* **Task directions**: State the number of lines where "Thank" appears. Add nothing else.

* **Input rows**:
# # #
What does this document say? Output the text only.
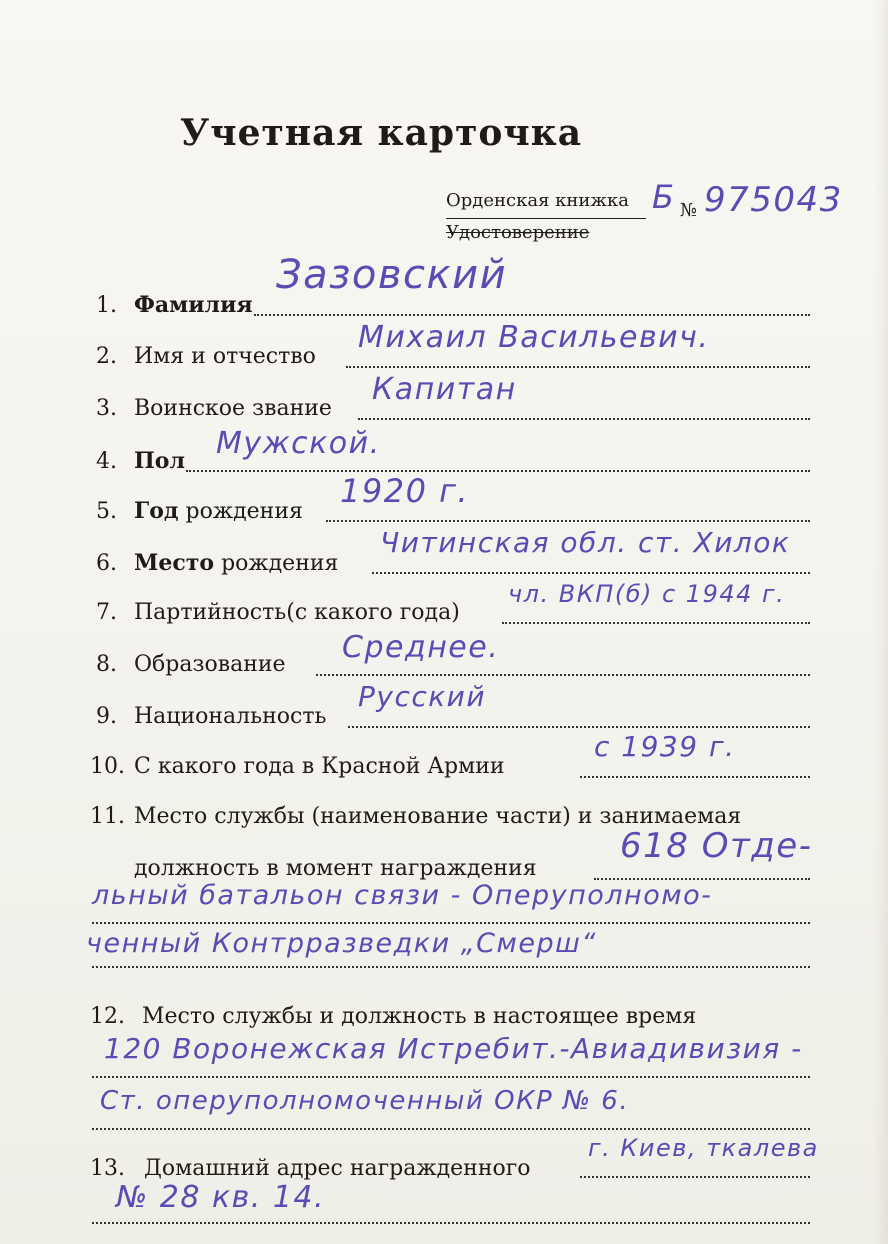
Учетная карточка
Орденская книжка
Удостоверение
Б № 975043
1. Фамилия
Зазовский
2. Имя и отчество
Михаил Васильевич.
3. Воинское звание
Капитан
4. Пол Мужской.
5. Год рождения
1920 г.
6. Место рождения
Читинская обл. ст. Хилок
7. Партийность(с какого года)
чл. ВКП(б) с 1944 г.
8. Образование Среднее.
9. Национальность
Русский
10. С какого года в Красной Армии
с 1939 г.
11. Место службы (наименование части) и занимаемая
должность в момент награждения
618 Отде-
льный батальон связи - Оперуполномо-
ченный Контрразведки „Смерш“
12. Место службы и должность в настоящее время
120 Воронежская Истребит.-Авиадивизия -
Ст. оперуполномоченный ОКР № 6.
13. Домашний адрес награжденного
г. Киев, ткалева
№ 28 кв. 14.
# # #
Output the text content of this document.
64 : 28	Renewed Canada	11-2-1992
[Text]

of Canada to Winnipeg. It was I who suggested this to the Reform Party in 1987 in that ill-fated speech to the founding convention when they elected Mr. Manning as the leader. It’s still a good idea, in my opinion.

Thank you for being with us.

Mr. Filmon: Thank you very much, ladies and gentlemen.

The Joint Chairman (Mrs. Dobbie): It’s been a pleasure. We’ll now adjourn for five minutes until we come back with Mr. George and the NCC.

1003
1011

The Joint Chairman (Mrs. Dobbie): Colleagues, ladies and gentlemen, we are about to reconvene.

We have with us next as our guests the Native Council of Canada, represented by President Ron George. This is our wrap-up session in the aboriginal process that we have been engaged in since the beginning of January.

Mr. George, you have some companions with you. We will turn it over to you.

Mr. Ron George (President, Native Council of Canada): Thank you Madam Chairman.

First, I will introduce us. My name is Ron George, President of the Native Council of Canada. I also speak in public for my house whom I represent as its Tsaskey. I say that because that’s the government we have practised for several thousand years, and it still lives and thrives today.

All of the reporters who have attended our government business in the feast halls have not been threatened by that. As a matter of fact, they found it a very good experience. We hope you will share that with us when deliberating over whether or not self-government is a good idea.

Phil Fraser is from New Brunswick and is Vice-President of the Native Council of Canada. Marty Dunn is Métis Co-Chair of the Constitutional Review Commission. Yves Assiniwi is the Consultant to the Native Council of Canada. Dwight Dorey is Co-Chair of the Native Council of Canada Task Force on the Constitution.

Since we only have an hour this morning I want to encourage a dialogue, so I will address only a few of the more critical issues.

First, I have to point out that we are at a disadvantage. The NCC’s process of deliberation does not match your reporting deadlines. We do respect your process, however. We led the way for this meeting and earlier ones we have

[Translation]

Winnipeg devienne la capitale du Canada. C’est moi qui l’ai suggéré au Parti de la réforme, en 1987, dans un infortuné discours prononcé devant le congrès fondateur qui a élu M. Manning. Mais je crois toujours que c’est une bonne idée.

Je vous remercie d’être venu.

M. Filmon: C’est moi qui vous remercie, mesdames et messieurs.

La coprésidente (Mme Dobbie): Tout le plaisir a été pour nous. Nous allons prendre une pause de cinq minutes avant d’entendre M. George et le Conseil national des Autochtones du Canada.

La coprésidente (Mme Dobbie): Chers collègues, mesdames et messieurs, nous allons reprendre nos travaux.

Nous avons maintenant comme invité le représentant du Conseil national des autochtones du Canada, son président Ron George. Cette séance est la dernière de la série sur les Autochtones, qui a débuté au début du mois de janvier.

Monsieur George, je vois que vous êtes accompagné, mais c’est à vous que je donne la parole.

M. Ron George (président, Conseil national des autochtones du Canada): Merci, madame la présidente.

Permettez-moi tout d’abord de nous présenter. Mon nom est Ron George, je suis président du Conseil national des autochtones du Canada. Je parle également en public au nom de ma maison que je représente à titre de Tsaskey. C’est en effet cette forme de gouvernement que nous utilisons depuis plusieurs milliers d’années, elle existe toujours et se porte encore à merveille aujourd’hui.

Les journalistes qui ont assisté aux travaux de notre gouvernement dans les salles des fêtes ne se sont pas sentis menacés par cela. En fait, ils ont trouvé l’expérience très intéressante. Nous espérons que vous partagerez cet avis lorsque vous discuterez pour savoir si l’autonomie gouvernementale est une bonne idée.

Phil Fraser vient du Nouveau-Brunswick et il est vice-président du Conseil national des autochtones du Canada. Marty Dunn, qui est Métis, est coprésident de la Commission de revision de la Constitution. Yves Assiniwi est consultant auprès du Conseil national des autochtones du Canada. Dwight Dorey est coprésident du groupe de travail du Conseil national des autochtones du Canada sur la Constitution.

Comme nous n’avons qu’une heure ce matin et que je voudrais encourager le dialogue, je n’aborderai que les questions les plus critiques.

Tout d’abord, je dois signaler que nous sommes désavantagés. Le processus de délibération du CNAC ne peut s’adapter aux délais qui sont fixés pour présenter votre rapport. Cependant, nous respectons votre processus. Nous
# # #
* **Result of this exercise**: 3